%%
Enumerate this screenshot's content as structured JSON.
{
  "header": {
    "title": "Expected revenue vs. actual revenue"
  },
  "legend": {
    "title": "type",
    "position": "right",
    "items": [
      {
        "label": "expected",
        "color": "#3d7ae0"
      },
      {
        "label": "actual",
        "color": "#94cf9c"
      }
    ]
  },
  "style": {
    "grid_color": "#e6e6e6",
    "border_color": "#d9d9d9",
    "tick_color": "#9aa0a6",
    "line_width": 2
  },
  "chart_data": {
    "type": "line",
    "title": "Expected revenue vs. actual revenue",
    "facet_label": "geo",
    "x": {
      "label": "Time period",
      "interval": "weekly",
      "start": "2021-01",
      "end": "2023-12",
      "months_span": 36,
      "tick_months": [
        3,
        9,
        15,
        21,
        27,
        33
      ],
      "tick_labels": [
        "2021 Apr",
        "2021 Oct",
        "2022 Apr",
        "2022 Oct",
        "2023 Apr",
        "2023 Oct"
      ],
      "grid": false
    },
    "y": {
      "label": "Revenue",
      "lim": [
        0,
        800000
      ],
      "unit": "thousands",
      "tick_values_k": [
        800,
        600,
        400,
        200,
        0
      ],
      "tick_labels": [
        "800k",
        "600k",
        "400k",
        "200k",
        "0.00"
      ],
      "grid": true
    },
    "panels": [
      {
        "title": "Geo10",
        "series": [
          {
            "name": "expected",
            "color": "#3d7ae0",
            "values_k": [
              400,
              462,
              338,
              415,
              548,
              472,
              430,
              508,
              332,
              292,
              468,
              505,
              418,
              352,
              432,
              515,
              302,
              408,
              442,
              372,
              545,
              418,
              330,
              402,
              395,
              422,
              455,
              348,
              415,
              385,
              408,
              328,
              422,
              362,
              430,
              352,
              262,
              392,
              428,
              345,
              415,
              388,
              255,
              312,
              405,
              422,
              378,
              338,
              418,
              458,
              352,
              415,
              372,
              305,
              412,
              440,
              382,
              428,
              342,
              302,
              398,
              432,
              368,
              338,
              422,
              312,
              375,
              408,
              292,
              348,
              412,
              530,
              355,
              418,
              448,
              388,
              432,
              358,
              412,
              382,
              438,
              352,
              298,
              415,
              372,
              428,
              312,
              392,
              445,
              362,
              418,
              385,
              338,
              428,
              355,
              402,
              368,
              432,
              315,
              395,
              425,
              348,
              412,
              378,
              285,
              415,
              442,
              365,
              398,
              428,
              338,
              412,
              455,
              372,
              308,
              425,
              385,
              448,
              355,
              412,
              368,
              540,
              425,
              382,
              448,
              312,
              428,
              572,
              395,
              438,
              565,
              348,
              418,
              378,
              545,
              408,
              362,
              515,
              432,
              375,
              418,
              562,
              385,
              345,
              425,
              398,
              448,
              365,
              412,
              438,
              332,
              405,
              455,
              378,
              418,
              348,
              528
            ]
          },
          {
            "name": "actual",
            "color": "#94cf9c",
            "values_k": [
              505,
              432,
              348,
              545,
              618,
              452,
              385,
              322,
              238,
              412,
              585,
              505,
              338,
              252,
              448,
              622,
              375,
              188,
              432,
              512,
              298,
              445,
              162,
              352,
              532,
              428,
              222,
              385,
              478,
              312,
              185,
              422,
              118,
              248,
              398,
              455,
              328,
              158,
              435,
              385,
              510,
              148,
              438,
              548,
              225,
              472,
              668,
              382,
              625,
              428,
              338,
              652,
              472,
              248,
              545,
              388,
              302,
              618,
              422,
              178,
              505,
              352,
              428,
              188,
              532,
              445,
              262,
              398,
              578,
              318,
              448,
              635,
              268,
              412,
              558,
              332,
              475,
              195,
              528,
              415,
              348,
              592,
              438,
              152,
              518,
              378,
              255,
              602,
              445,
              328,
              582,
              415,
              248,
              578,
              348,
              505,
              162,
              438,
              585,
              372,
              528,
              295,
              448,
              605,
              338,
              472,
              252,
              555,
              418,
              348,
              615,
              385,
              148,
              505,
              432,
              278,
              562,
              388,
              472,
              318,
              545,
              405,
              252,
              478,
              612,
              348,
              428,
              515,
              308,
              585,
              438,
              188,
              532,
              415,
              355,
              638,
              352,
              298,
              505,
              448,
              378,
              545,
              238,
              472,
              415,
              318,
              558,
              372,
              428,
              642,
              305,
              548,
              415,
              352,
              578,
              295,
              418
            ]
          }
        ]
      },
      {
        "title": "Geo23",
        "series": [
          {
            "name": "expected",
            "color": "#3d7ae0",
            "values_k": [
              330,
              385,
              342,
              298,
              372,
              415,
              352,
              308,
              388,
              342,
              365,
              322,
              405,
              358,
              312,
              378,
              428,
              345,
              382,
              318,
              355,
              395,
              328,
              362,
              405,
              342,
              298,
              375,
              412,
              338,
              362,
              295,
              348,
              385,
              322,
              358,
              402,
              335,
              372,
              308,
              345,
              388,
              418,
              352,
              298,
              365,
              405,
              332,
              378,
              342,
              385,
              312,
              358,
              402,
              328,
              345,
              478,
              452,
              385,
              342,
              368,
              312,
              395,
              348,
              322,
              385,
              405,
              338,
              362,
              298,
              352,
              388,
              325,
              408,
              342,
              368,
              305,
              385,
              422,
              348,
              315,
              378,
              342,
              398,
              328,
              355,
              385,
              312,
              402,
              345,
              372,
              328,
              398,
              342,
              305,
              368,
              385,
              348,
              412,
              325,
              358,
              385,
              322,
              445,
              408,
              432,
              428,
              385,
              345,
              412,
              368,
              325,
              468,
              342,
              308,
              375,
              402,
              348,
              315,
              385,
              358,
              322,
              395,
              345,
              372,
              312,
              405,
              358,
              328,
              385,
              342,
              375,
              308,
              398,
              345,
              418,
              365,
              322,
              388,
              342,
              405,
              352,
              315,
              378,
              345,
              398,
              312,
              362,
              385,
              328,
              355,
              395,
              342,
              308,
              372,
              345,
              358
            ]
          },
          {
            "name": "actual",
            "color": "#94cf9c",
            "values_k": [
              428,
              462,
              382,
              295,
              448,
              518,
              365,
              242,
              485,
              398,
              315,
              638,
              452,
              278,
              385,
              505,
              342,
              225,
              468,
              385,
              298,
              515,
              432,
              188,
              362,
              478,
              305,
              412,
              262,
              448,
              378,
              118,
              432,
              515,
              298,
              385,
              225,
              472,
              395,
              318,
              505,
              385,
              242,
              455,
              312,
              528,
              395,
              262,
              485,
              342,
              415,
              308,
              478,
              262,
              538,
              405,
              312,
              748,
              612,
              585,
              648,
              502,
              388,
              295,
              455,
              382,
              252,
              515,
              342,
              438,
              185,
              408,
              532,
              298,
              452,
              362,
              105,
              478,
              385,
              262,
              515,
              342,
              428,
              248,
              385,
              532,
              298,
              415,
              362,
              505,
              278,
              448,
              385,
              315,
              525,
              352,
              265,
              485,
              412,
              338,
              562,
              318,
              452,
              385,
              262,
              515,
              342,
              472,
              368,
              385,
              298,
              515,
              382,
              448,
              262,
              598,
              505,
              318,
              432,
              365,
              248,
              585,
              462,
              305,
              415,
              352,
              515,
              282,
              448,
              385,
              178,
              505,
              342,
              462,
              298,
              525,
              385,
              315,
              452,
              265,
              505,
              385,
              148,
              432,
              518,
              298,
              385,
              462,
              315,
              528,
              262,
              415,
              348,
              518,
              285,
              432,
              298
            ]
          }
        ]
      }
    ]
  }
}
%%
WRITTEN TASK: Each record above must be given again exactly.

REPLY TO THE TASK:
Enumerate this screenshot's content as structured JSON.
{
  "header": {
    "title": "Expected revenue vs. actual revenue"
  },
  "legend": {
    "title": "type",
    "position": "right",
    "items": [
      {
        "label": "expected",
        "color": "#3d7ae0"
      },
      {
        "label": "actual",
        "color": "#94cf9c"
      }
    ]
  },
  "style": {
    "grid_color": "#e6e6e6",
    "border_color": "#d9d9d9",
    "tick_color": "#9aa0a6",
    "line_width": 2
  },
  "chart_data": {
    "type": "line",
    "title": "Expected revenue vs. actual revenue",
    "facet_label": "geo",
    "x": {
      "label": "Time period",
      "interval": "weekly",
      "start": "2021-01",
      "end": "2023-12",
      "months_span": 36,
      "tick_months": [
        3,
        9,
        15,
        21,
        27,
        33
      ],
      "tick_labels": [
        "2021 Apr",
        "2021 Oct",
        "2022 Apr",
        "2022 Oct",
        "2023 Apr",
        "2023 Oct"
      ],
      "grid": false
    },
    "y": {
      "label": "Revenue",
      "lim": [
        0,
        800000
      ],
      "unit": "thousands",
      "tick_values_k": [
        800,
        600,
        400,
        200,
        0
      ],
      "tick_labels": [
        "800k",
        "600k",
        "400k",
        "200k",
        "0.00"
      ],
      "grid": true
    },
    "panels": [
      {
        "title": "Geo10",
        "series": [
          {
            "name": "expected",
            "color": "#3d7ae0",
            "values_k": [
              400,
              462,
              338,
              415,
              548,
              472,
              430,
              508,
              332,
              292,
              468,
              505,
              418,
              352,
              432,
              515,
              302,
              408,
              442,
              372,
              545,
              418,
              330,
              402,
              395,
              422,
              455,
              348,
              415,
              385,
              408,
              328,
              422,
              362,
              430,
              352,
              262,
              392,
              428,
              345,
              415,
              388,
              255,
              312,
              405,
              422,
              378,
              338,
              418,
              458,
              352,
              415,
              372,
              305,
              412,
              440,
              382,
              428,
              342,
              302,
              398,
              432,
              368,
              338,
              422,
              312,
              375,
              408,
              292,
              348,
              412,
              530,
              355,
              418,
              448,
              388,
              432,
              358,
              412,
              382,
              438,
              352,
              298,
              415,
              372,
              428,
              312,
              392,
              445,
              362,
              418,
              385,
              338,
              428,
              355,
              402,
              368,
              432,
              315,
              395,
              425,
              348,
              412,
              378,
              285,
              415,
              442,
              365,
              398,
              428,
              338,
              412,
              455,
              372,
              308,
              425,
              385,
              448,
              355,
              412,
              368,
              540,
              425,
              382,
              448,
              312,
              428,
              572,
              395,
              438,
              565,
              348,
              418,
              378,
              545,
              408,
              362,
              515,
              432,
              375,
              418,
              562,
              385,
              345,
              425,
              398,
              448,
              365,
              412,
              438,
              332,
              405,
              455,
              378,
              418,
              348,
              528
            ]
          },
          {
            "name": "actual",
            "color": "#94cf9c",
            "values_k": [
              505,
              432,
              348,
              545,
              618,
              452,
              385,
              322,
              238,
              412,
              585,
              505,
              338,
              252,
              448,
              622,
              375,
              188,
              432,
              512,
              298,
              445,
              162,
              352,
              532,
              428,
              222,
              385,
              478,
              312,
              185,
              422,
              118,
              248,
              398,
              455,
              328,
              158,
              435,
              385,
              510,
              148,
              438,
              548,
              225,
              472,
              668,
              382,
              625,
              428,
              338,
              652,
              472,
              248,
              545,
              388,
              302,
              618,
              422,
              178,
              505,
              352,
              428,
              188,
              532,
              445,
              262,
              398,
              578,
              318,
              448,
              635,
              268,
              412,
              558,
              332,
              475,
              195,
              528,
              415,
              348,
              592,
              438,
              152,
              518,
              378,
              255,
              602,
              445,
              328,
              582,
              415,
              248,
              578,
              348,
              505,
              162,
              438,
              585,
              372,
              528,
              295,
              448,
              605,
              338,
              472,
              252,
              555,
              418,
              348,
              615,
              385,
              148,
              505,
              432,
              278,
              562,
              388,
              472,
              318,
              545,
              405,
              252,
              478,
              612,
              348,
              428,
              515,
              308,
              585,
              438,
              188,
              532,
              415,
              355,
              638,
              352,
              298,
              505,
              448,
              378,
              545,
              238,
              472,
              415,
              318,
              558,
              372,
              428,
              642,
              305,
              548,
              415,
              352,
              578,
              295,
              418
            ]
          }
        ]
      },
      {
        "title": "Geo23",
        "series": [
          {
            "name": "expected",
            "color": "#3d7ae0",
            "values_k": [
              330,
              385,
              342,
              298,
              372,
              415,
              352,
              308,
              388,
              342,
              365,
              322,
              405,
              358,
              312,
              378,
              428,
              345,
              382,
              318,
              355,
              395,
              328,
              362,
              405,
              342,
              298,
              375,
              412,
              338,
              362,
              295,
              348,
              385,
              322,
              358,
              402,
              335,
              372,
              308,
              345,
              388,
              418,
              352,
              298,
              365,
              405,
              332,
              378,
              342,
              385,
              312,
              358,
              402,
              328,
              345,
              478,
              452,
              385,
              342,
              368,
              312,
              395,
              348,
              322,
              385,
              405,
              338,
              362,
              298,
              352,
              388,
              325,
              408,
              342,
              368,
              305,
              385,
              422,
              348,
              315,
              378,
              342,
              398,
              328,
              355,
              385,
              312,
              402,
              345,
              372,
              328,
              398,
              342,
              305,
              368,
              385,
              348,
              412,
              325,
              358,
              385,
              322,
              445,
              408,
              432,
              428,
              385,
              345,
              412,
              368,
              325,
              468,
              342,
              308,
              375,
              402,
              348,
              315,
              385,
              358,
              322,
              395,
              345,
              372,
              312,
              405,
              358,
              328,
              385,
              342,
              375,
              308,
              398,
              345,
              418,
              365,
              322,
              388,
              342,
              405,
              352,
              315,
              378,
              345,
              398,
              312,
              362,
              385,
              328,
              355,
              395,
              342,
              308,
              372,
              345,
              358
            ]
          },
          {
            "name": "actual",
            "color": "#94cf9c",
            "values_k": [
              428,
              462,
              382,
              295,
              448,
              518,
              365,
              242,
              485,
              398,
              315,
              638,
              452,
              278,
              385,
              505,
              342,
              225,
              468,
              385,
              298,
              515,
              432,
              188,
              362,
              478,
              305,
              412,
              262,
              448,
              378,
              118,
              432,
              515,
              298,
              385,
              225,
              472,
              395,
              318,
              505,
              385,
              242,
              455,
              312,
              528,
              395,
              262,
              485,
              342,
              415,
              308,
              478,
              262,
              538,
              405,
              312,
              748,
              612,
              585,
              648,
              502,
              388,
              295,
              455,
              382,
              252,
              515,
              342,
              438,
              185,
              408,
              532,
              298,
              452,
              362,
              105,
              478,
              385,
              262,
              515,
              342,
              428,
              248,
              385,
              532,
              298,
              415,
              362,
              505,
              278,
              448,
              385,
              315,
              525,
              352,
              265,
              485,
              412,
              338,
              562,
              318,
              452,
              385,
              262,
              515,
              342,
              472,
              368,
              385,
              298,
              515,
              382,
              448,
              262,
              598,
              505,
              318,
              432,
              365,
              248,
              585,
              462,
              305,
              415,
              352,
              515,
              282,
              448,
              385,
              178,
              505,
              342,
              462,
              298,
              525,
              385,
              315,
              452,
              265,
              505,
              385,
              148,
              432,
              518,
              298,
              385,
              462,
              315,
              528,
              262,
              415,
              348,
              518,
              285,
              432,
              298
            ]
          }
        ]
      }
    ]
  }
}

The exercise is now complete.